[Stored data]
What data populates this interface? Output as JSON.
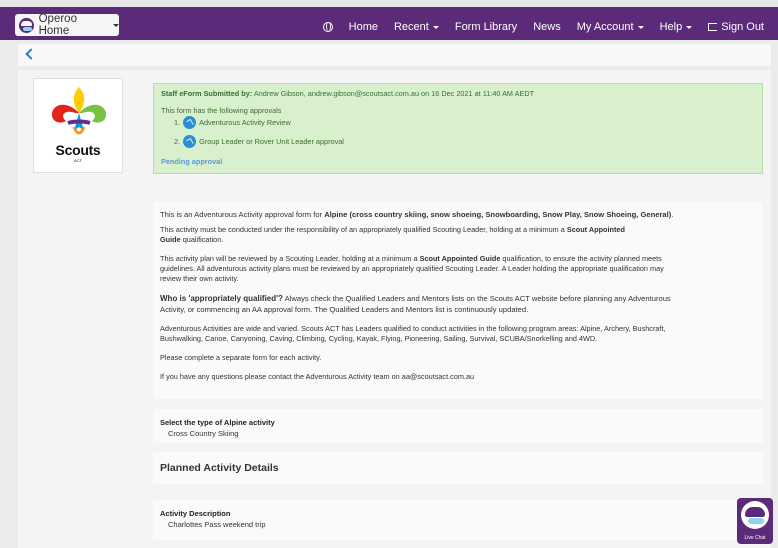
{
  "nav": {
    "home_label": "Operoo Home",
    "items": [
      "Home",
      "Recent",
      "Form Library",
      "News",
      "My Account",
      "Help",
      "Sign Out"
    ]
  },
  "logo": {
    "brand": "Scouts",
    "region": "ACT"
  },
  "approval": {
    "submitted_label": "Staff eForm Submitted by:",
    "submitted_text": "Andrew Gibson, andrew.gibson@scoutsact.com.au on 16 Dec 2021 at 11:40 AM AEDT",
    "approvals_intro": "This form has the following approvals",
    "items": [
      {
        "num": "1.",
        "label": "Adventurous Activity Review"
      },
      {
        "num": "2.",
        "label": "Group Leader or Rover Unit Leader approval"
      }
    ],
    "status": "Pending approval"
  },
  "info": {
    "p1_a": "This is an Adventurous Activity approval form for ",
    "p1_b": "Alpine (cross country skiing, snow shoeing, Snowboarding, Snow Play, Snow Shoeing, General)",
    "p1_c": ".",
    "p2_a": "This activity must be conducted under the responsibility of an appropriately qualified Scouting Leader, holding at a minimum a ",
    "p2_b": "Scout Appointed",
    "p2_c": "Guide",
    "p2_d": " qualification.",
    "p3_a": "This activity plan will be reviewed by a Scouting Leader, holding at a minimum a ",
    "p3_b": "Scout Appointed Guide",
    "p3_c": " qualification, to ensure the activity planned meets",
    "p3_d": "guidelines.  All adventurous activity plans must be reviewed by an appropriately qualified Scouting Leader. A Leader holding the appropriate qualification may",
    "p3_e": "review their own activity.",
    "p4_a": "Who is 'appropriately qualified'?",
    "p4_b": " Always check the Qualified Leaders and Mentors lists on the Scouts ACT website before planning any Adventurous",
    "p4_c": "Activity, or commencing an AA approval form.  The Qualified Leaders and Mentors list is continuously updated.",
    "p5_a": "Adventurous Activities are wide and varied.  Scouts ACT has Leaders qualified to conduct activities in the following program areas: Alpine, Archery, Bushcraft,",
    "p5_b": "Bushwalking, Canoe, Canyoning, Caving, Climbing, Cycling, Kayak, Flying, Pioneering, Sailing, Survival, SCUBA/Snorkelling and 4WD.",
    "p6": "Please complete a separate form for each activity.",
    "p7": "If you have any questions please contact the Adventurous Activity team on aa@scoutsact.com.au"
  },
  "activity_type": {
    "label": "Select the type of Alpine activity",
    "value": "Cross Country Skiing"
  },
  "planned": {
    "heading": "Planned Activity Details"
  },
  "description": {
    "label": "Activity Description",
    "value": "Charlottes Pass weekend trip"
  },
  "livechat": {
    "label": "Live Chat"
  }
}
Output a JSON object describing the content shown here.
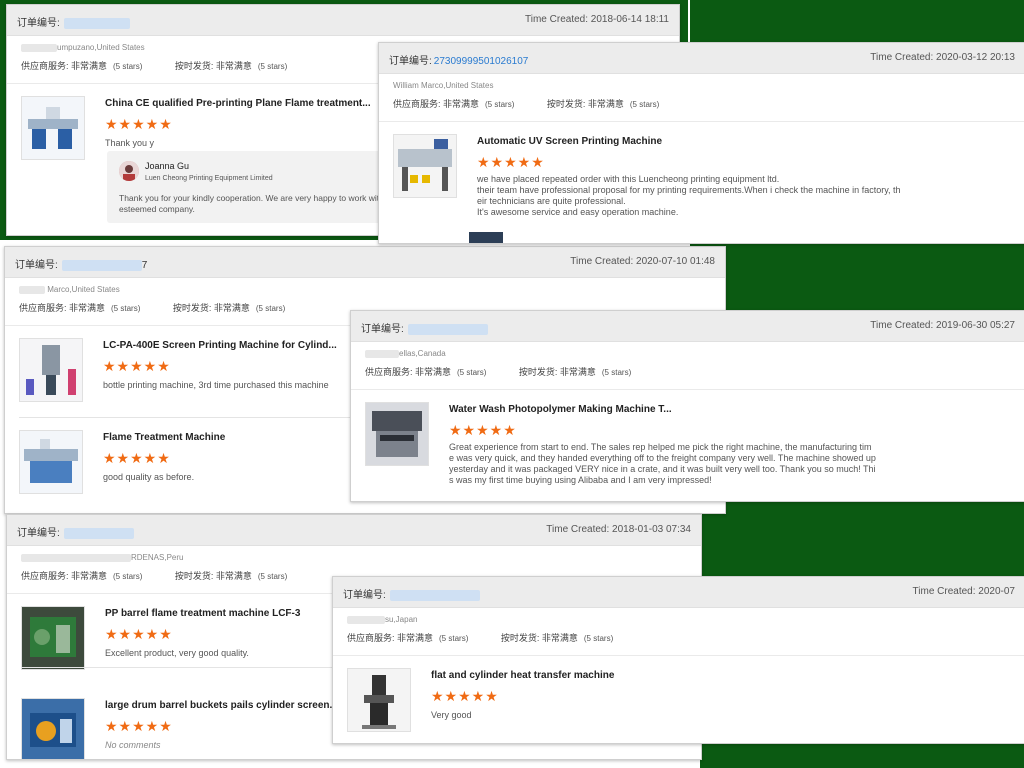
{
  "labels": {
    "order": "订单编号:",
    "supplier_service": "供应商服务: 非常满意",
    "on_time": "按时发货: 非常满意",
    "stars5": "(5 stars)",
    "star_glyphs": "★★★★★"
  },
  "cards": [
    {
      "order_suffix": "",
      "time": "Time Created: 2018-06-14 18:11",
      "buyer": "umpuzano,United States",
      "products": [
        {
          "title": "China CE qualified Pre-printing Plane Flame treatment...",
          "review": "Thank you y"
        }
      ],
      "reply": {
        "name": "Joanna Gu",
        "company": "Luen Cheong Printing Equipment Limited",
        "text_l1": "Thank you for your kindly cooperation. We are very happy to work wit",
        "text_l2": "esteemed company."
      }
    },
    {
      "order_no": "27309999501026107",
      "time": "Time Created: 2020-03-12 20:13",
      "buyer": "William Marco,United States",
      "products": [
        {
          "title": "Automatic UV Screen Printing Machine",
          "review_l1": "we have placed repeated order with this Luencheong printing equipment ltd.",
          "review_l2": "their team have professional proposal for my printing requirements.When i check the machine in factory, th",
          "review_l3": "eir technicians are quite professional.",
          "review_l4": "It's awesome service and easy operation machine."
        }
      ]
    },
    {
      "order_suffix": "7",
      "time": "Time Created: 2020-07-10 01:48",
      "buyer": "Marco,United States",
      "products": [
        {
          "title": "LC-PA-400E Screen Printing Machine for Cylind...",
          "review": "bottle printing machine, 3rd time purchased this machine"
        },
        {
          "title": "Flame Treatment Machine",
          "review": "good quality as before."
        }
      ]
    },
    {
      "order_suffix": "",
      "time": "Time Created: 2019-06-30 05:27",
      "buyer": "ellas,Canada",
      "products": [
        {
          "title": "Water Wash Photopolymer Making Machine T...",
          "review_l1": "Great experience from start to end.  The sales rep helped me pick the right machine, the manufacturing tim",
          "review_l2": "e was very quick, and they handed everything off to the freight company very well.  The machine showed up",
          "review_l3": "yesterday and it was packaged VERY nice in a crate, and it was built very well too.  Thank you so much! Thi",
          "review_l4": "s was my first time buying using Alibaba and I am very impressed!"
        }
      ]
    },
    {
      "order_suffix": "",
      "time": "Time Created: 2018-01-03 07:34",
      "buyer": "RDENAS,Peru",
      "products": [
        {
          "title": "PP barrel flame treatment machine LCF-3",
          "review": "Excellent product, very good quality."
        },
        {
          "title": "large drum barrel buckets pails cylinder screen...",
          "review": "No comments"
        }
      ]
    },
    {
      "order_suffix": "",
      "time": "Time Created: 2020-07",
      "buyer": "su,Japan",
      "products": [
        {
          "title": "flat and cylinder heat transfer machine",
          "review": "Very  good"
        }
      ]
    }
  ]
}
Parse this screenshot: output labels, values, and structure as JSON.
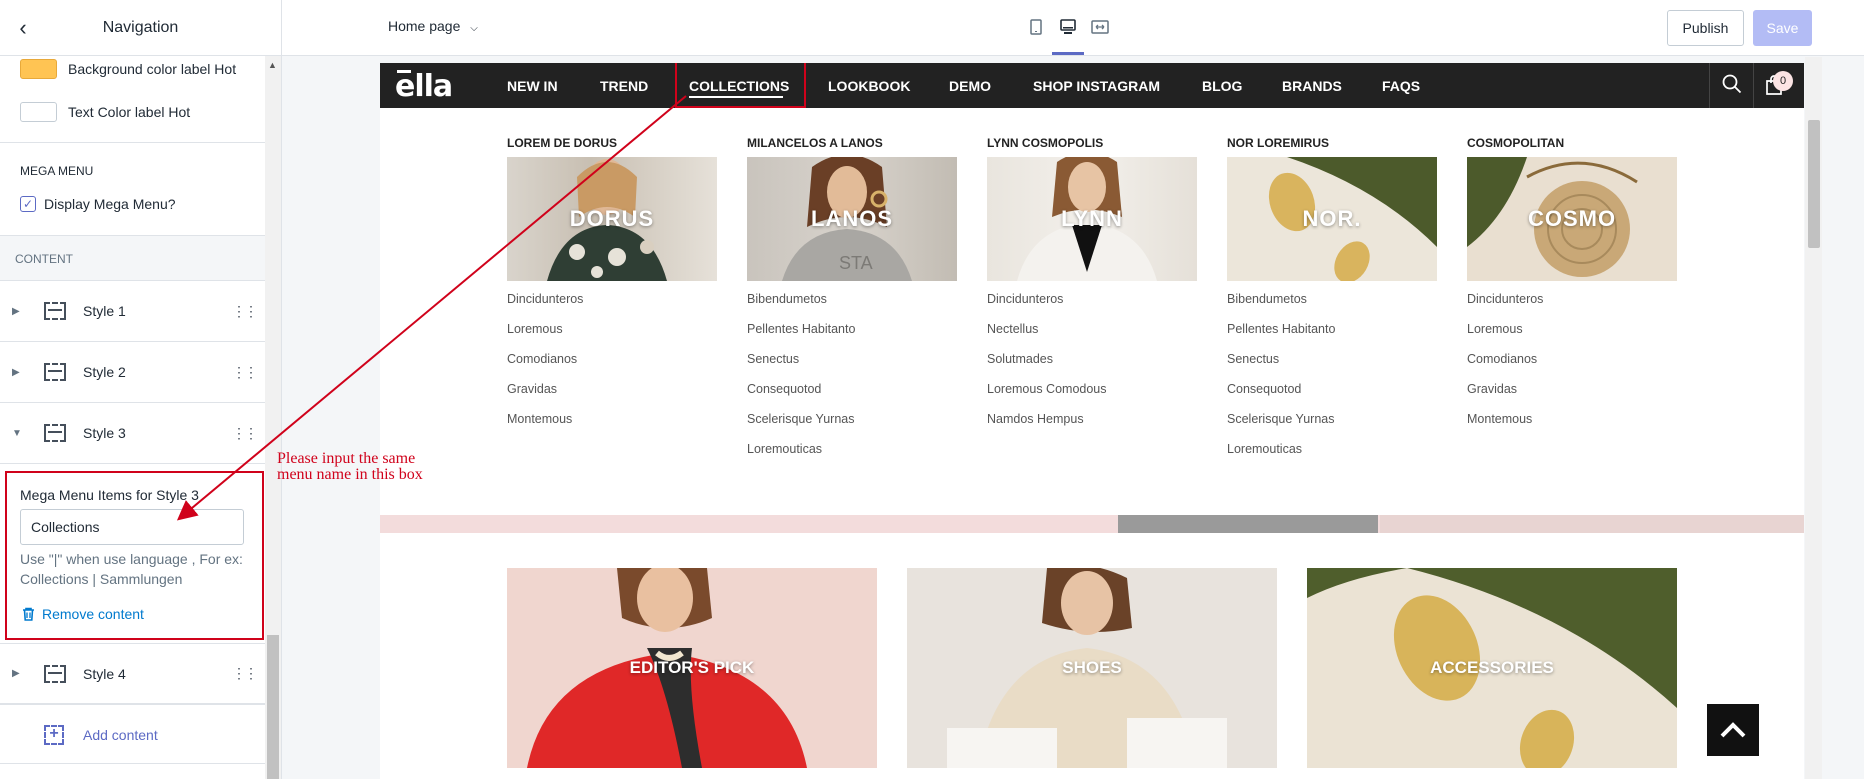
{
  "sidebar": {
    "title": "Navigation",
    "color_labels": [
      {
        "label": "Background color label Hot",
        "color": "#ffc453"
      },
      {
        "label": "Text Color label Hot",
        "color": "#ffffff"
      }
    ],
    "mega_menu_heading": "MEGA MENU",
    "display_mega_menu_label": "Display Mega Menu?",
    "display_mega_menu_checked": true,
    "content_heading": "CONTENT",
    "styles": [
      {
        "label": "Style 1",
        "expanded": false
      },
      {
        "label": "Style 2",
        "expanded": false
      },
      {
        "label": "Style 3",
        "expanded": true
      },
      {
        "label": "Style 4",
        "expanded": false
      }
    ],
    "panel": {
      "title": "Mega Menu Items for Style 3",
      "input_value": "Collections",
      "help_text": "Use \"|\" when use language , For ex: Collections | Sammlungen",
      "remove_label": "Remove content"
    },
    "add_content_label": "Add content"
  },
  "topbar": {
    "page_selector": "Home page",
    "devices": [
      "mobile-icon",
      "desktop-icon",
      "fullwidth-icon"
    ],
    "active_device": "desktop-icon",
    "publish_label": "Publish",
    "save_label": "Save"
  },
  "annotation": {
    "line1": "Please input the same",
    "line2": "menu name in this box"
  },
  "shop": {
    "logo": "ella",
    "nav": [
      "NEW IN",
      "TREND",
      "COLLECTIONS",
      "LOOKBOOK",
      "DEMO",
      "SHOP INSTAGRAM",
      "BLOG",
      "BRANDS",
      "FAQS"
    ],
    "active_nav": "COLLECTIONS",
    "cart_count": "0",
    "mega_columns": [
      {
        "title": "LOREM DE DORUS",
        "image_label": "DORUS",
        "links": [
          "Dincidunteros",
          "Loremous",
          "Comodianos",
          "Gravidas",
          "Montemous"
        ]
      },
      {
        "title": "MILANCELOS A LANOS",
        "image_label": "LANOS",
        "links": [
          "Bibendumetos",
          "Pellentes Habitanto",
          "Senectus",
          "Consequotod",
          "Scelerisque Yurnas",
          "Loremouticas"
        ]
      },
      {
        "title": "LYNN COSMOPOLIS",
        "image_label": "LYNN",
        "links": [
          "Dincidunteros",
          "Nectellus",
          "Solutmades",
          "Loremous Comodous",
          "Namdos Hempus"
        ]
      },
      {
        "title": "NOR LOREMIRUS",
        "image_label": "NOR.",
        "links": [
          "Bibendumetos",
          "Pellentes Habitanto",
          "Senectus",
          "Consequotod",
          "Scelerisque Yurnas",
          "Loremouticas"
        ]
      },
      {
        "title": "COSMOPOLITAN",
        "image_label": "COSMO",
        "links": [
          "Dincidunteros",
          "Loremous",
          "Comodianos",
          "Gravidas",
          "Montemous"
        ]
      }
    ],
    "banners": [
      "EDITOR'S PICK",
      "SHOES",
      "ACCESSORIES"
    ]
  },
  "colors": {
    "accent": "#5c6ac4",
    "annotation_red": "#d0021b",
    "nav_bg": "#222222"
  }
}
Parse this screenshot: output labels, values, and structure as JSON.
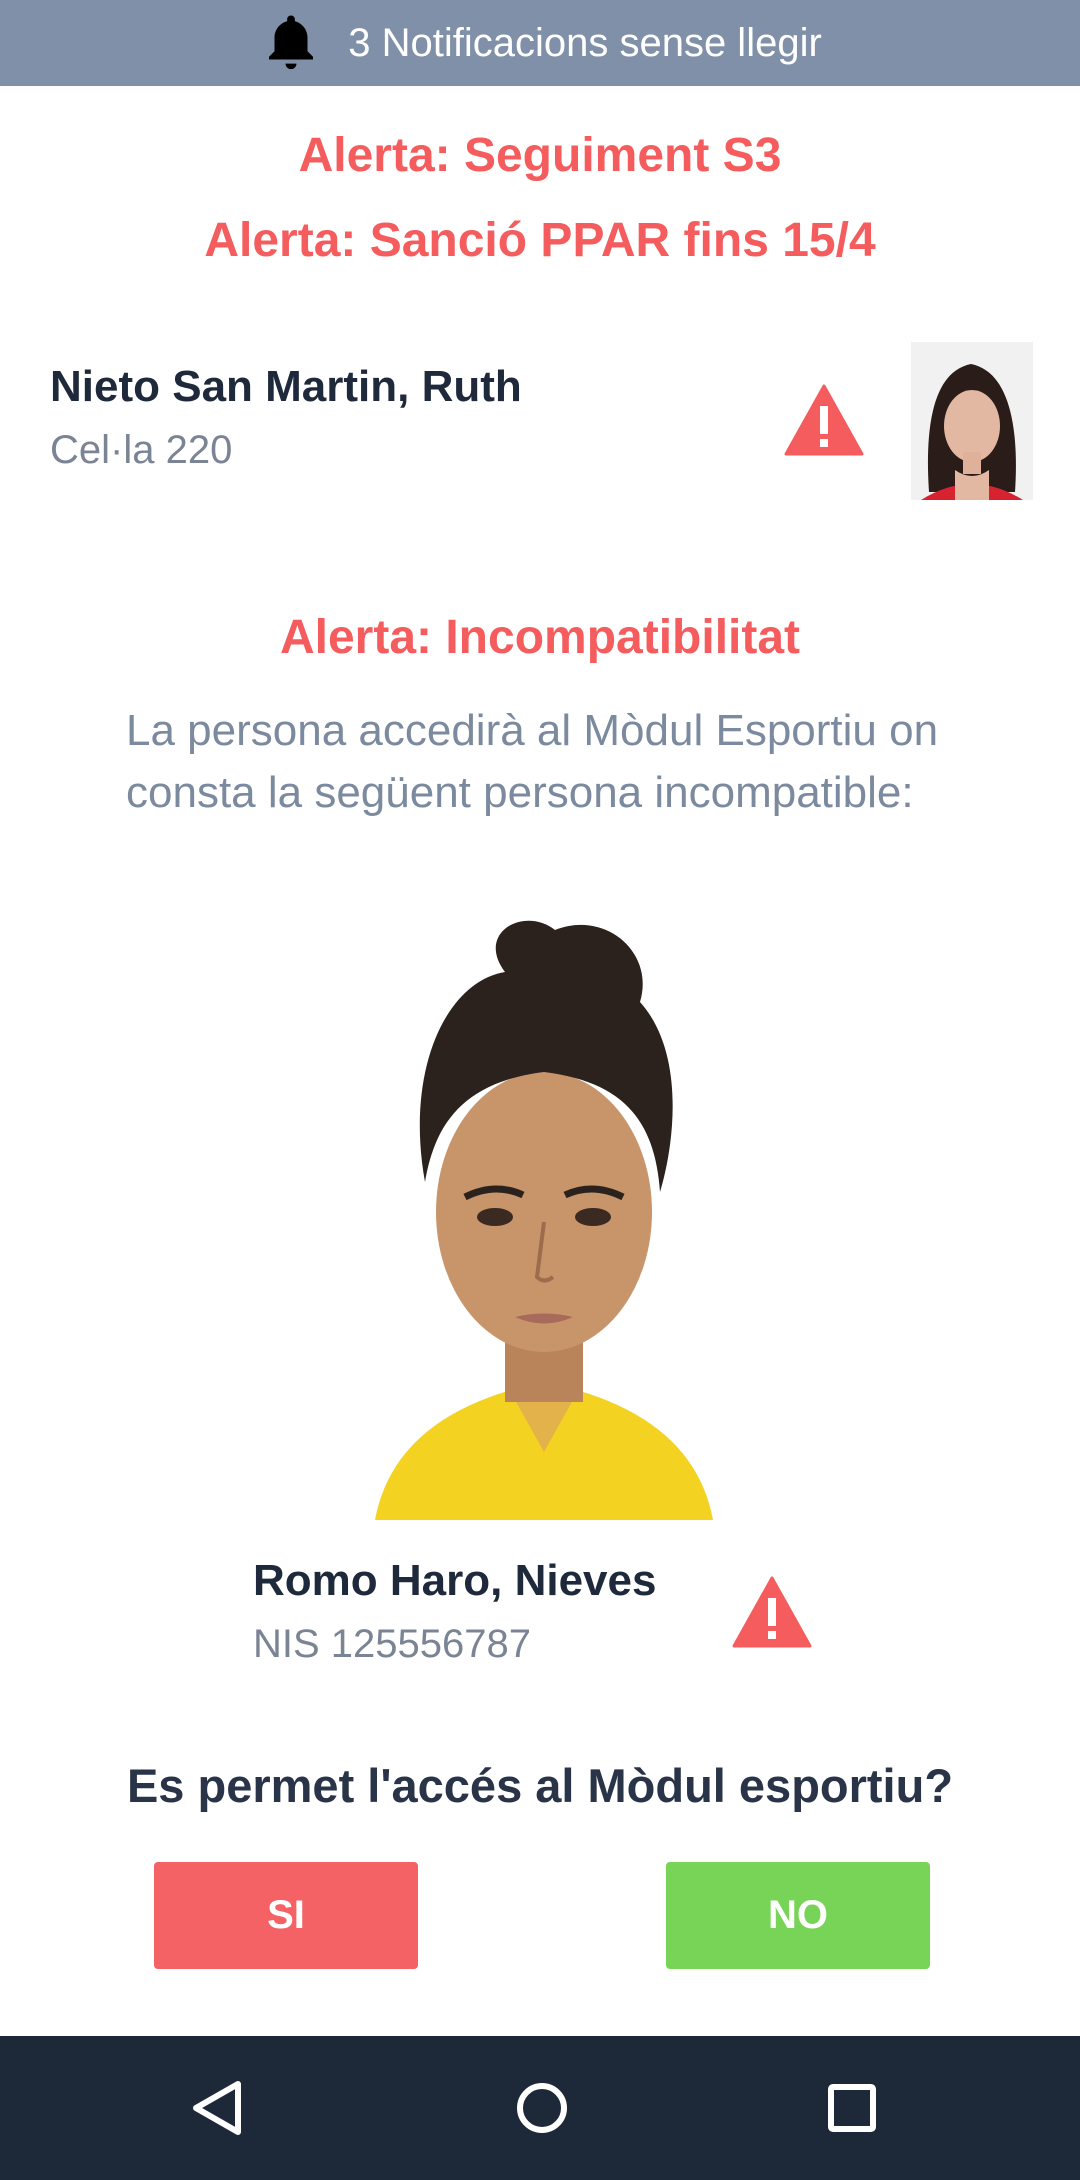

-- Your goal --
Copy every line of the listing that includes the string "professional".

-- Reply to the exercise --
          "review_l2": "their team have professional proposal for my printing requirements.When i check the machine in factory, th",
          "review_l3": "eir technicians are quite professional.",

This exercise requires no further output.